Locate the lines that hold the string "zámek". Copy every such line.

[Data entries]
+++++

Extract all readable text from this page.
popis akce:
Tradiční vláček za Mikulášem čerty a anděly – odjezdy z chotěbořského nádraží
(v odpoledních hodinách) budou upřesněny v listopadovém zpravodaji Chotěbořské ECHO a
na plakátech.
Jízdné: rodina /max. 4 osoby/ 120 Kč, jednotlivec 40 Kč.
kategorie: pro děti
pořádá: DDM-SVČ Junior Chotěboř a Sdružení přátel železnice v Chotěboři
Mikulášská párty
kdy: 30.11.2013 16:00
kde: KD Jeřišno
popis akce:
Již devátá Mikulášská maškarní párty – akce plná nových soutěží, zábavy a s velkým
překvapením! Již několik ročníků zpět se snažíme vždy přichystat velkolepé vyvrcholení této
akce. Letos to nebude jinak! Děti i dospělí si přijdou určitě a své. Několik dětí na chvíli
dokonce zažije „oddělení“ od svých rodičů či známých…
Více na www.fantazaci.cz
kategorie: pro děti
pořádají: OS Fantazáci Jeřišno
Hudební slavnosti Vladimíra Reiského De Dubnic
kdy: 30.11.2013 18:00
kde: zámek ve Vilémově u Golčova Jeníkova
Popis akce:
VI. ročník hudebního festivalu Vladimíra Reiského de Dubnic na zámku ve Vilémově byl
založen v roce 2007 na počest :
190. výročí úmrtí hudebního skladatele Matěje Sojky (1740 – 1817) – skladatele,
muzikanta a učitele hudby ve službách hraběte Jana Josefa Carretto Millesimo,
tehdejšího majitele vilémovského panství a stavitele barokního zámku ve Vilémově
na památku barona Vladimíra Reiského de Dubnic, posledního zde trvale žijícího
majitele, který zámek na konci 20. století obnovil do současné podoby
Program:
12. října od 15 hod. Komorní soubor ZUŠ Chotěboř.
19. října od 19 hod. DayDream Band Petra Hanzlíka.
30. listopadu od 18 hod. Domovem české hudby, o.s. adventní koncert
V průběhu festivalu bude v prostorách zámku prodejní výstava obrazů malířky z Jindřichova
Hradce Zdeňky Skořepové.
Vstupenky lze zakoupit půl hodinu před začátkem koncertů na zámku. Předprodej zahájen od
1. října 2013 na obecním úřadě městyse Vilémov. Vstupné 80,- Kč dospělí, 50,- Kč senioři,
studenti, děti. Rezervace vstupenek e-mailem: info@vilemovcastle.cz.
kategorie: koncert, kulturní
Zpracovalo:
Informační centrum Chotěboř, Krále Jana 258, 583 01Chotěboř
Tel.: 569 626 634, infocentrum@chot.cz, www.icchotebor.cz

+++++

§ Answer to this task:
kde: zámek ve Vilémově u Golčova Jeníkova
majitele, který zámek na konci 20. století obnovil do současné podoby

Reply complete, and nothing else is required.